-- Extract provided --
This is what he had to say.

Jiu-Jitsu Times: Can you tell our readers a bit about yourself. When did you start training BJJ and who have you been training under. You can also give us any other relevant info about your training.

Jamil Hill: Okay. I’m from Suitland, Maryland, but I live in DC now. I started training in the summer of ’04 when a couple of my friends from school (one being brown belt Angelo Claiborne) told me to join. I started competing in 2005. I’ve been training at Team Lloyd Irvin [TLI] the whole time.

My training room has been the same main group of people since I started training as a kid. We all grew up with each other training and competing. I think that the trust we have in each other and the overall bond we have as teammates on and off the mats has been what makes us able to train harder and push each other every day. Also all of the adults that started as kids still train in the advanced kids classes. This is a unique experience with kids as young as five training along side world-class blue, purple, brown, and black belts, and I believe it helps everyone improve on both ends of the floor.

-- Records provided --
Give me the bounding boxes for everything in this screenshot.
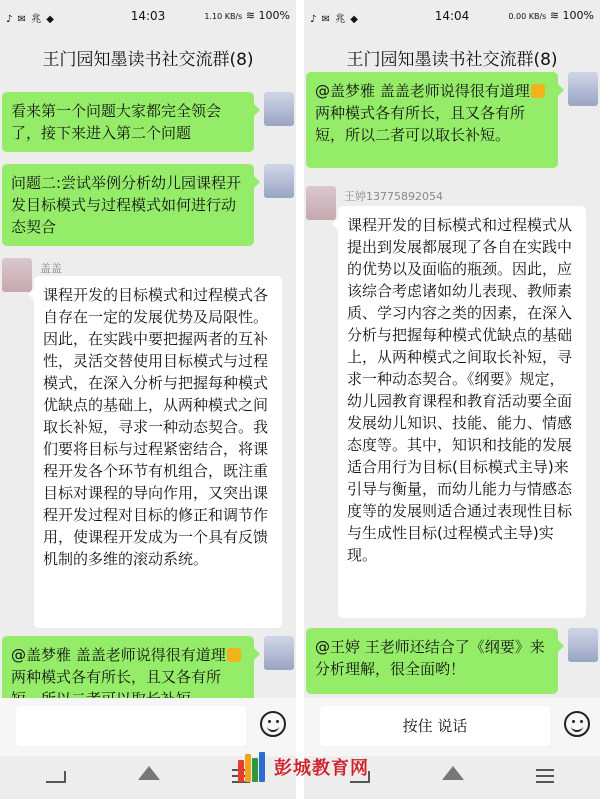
status-time: 14:03 — [130, 9, 166, 23]
message-bubble[interactable]: @王婷 王老师还结合了《纲要》来分析理解，很全面哟！ — [306, 628, 558, 694]
avatar[interactable] — [264, 92, 294, 126]
message-list[interactable] — [304, 82, 600, 698]
status-bar — [304, 0, 600, 34]
sender-name: 盖盖 — [40, 262, 62, 275]
home-icon[interactable] — [138, 766, 160, 780]
message-bubble[interactable]: 课程开发的目标模式和过程模式从提出到发展都展现了各自在实践中的优势以及面临的瓶颈。因此，应该综合考虑诸如幼儿表现、教师素质、学习内容之类的因素，在深入分析与把握每种模式优缺点的基础上，从两种模式之间取长补短，寻求一种动态契合。《纲要》规定，幼儿园教育课程和教育活动要全面发展幼儿知识、技能、能力、情感态度等。其中，知识和技能的发展适合用行为目标(目标模式主导)来引导与衡量，而幼儿能力与情感态度等的发展则适合通过表现性目标与生成性目标(过程模式主导)实现。 — [338, 206, 586, 618]
avatar[interactable] — [264, 164, 294, 198]
chat-screen-right — [304, 0, 600, 799]
status-bar — [0, 0, 296, 34]
avatar[interactable] — [568, 628, 598, 662]
status-right — [508, 9, 594, 22]
network-speed: 1.10 KB/s — [204, 12, 243, 21]
avatar[interactable] — [568, 72, 598, 106]
site-watermark — [238, 748, 378, 788]
sender-name: 王婷13775892054 — [344, 190, 443, 203]
message-input[interactable] — [16, 706, 246, 746]
message-text: @盖梦雅 盖盖老师说得很有道理 — [315, 82, 530, 100]
message-list[interactable] — [0, 86, 296, 698]
watermark-text: 彭城教育网 — [274, 758, 369, 779]
wifi-icon: ≋ — [549, 9, 560, 22]
message-bubble[interactable]: 问题二:尝试举例分析幼儿园课程开发目标模式与过程模式如何进行动态契合 — [2, 164, 254, 246]
thumbs-up-icon — [531, 84, 545, 98]
message-bubble[interactable]: 课程开发的目标模式和过程模式各自存在一定的发展优势及局限性。因此，在实践中要把握两者的互补性，灵活交替使用目标模式与过程模式，在深入分析与把握每种模式优缺点的基础上，从两种模式之间取长补短，寻求一种动态契合。我们要将目标与过程紧密结合，将课程开发各个环节有机组合，既注重目标对课程的导向作用，又突出课程开发过程对目标的修正和调节作用，使课程开发成为一个具有反馈机制的多维的滚动系统。 — [34, 276, 282, 628]
hold-to-talk-button[interactable]: 按住 说话 — [320, 706, 550, 746]
notification-icons: ♪ ✉ 兆 ◆ — [310, 14, 359, 25]
avatar[interactable] — [306, 186, 336, 220]
chat-title: 王门园知墨读书社交流群(8) — [346, 50, 558, 70]
avatar[interactable] — [264, 636, 294, 670]
battery-level: 100% — [562, 9, 594, 22]
emoji-icon[interactable] — [260, 711, 286, 737]
notification-icons: ♪ ✉ 兆 ◆ — [6, 14, 55, 25]
thumbs-up-icon — [227, 648, 241, 662]
books-logo-icon — [238, 752, 270, 782]
menu-icon[interactable] — [536, 769, 554, 783]
network-speed: 0.00 KB/s — [508, 12, 547, 21]
status-right — [204, 9, 290, 22]
wifi-icon: ≋ — [245, 9, 256, 22]
chat-screen-left — [0, 0, 296, 799]
panel-divider — [296, 0, 304, 799]
chat-title: 王门园知墨读书社交流群(8) — [42, 50, 254, 70]
message-text: 两种模式各有所长，且又各有所 — [11, 668, 222, 686]
emoji-icon[interactable] — [564, 711, 590, 737]
back-icon[interactable] — [46, 771, 66, 783]
message-bubble[interactable]: 看来第一个问题大家都完全领会了，接下来进入第二个问题 — [2, 92, 254, 152]
message-bubble[interactable] — [306, 72, 558, 168]
avatar[interactable] — [2, 258, 32, 292]
message-text: @盖梦雅 盖盖老师说得很有道理 — [11, 646, 226, 664]
status-time: 14:04 — [434, 9, 470, 23]
battery-level: 100% — [258, 9, 290, 22]
message-text: 两种模式各有所长，且又各有所短，所以二者可以取长补短。 — [315, 104, 526, 144]
home-icon[interactable] — [442, 766, 464, 780]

-- Given exercise --
Please extend the interview with Jamil Hill about his jiu-jitsu training, picking up right after its last sentence.

-- Result of the exercise --
JJT: That’s cool you’ve been training mostly with the same people for so long. What was your impression of Professor Irvin when you started training there, and has it changed at all since then?

JM: As kids we spent most of the time with the TLI kids director Donald Achnick. I would rarely interact with Master Lloyd if he came to a tournament or taught a class. When I got a little older I spent more time around him and learned more from him. I believe he is one of, if not the, most technical coaches out there and can elevate anyone’s game for what they do without changing their style.

JJT: Do you think there are any disadvantages to training with the same people for so long?

JM: Usually there is a little bit of a disadvantage from training with the same styles every day, but in our training room everyone is trying new things every day and everyone has a different style and perspective on jiu-jitsu, so it’s not as repetitive as most would think. Also we train weekly with everyone at Crazy 88 to mix it up.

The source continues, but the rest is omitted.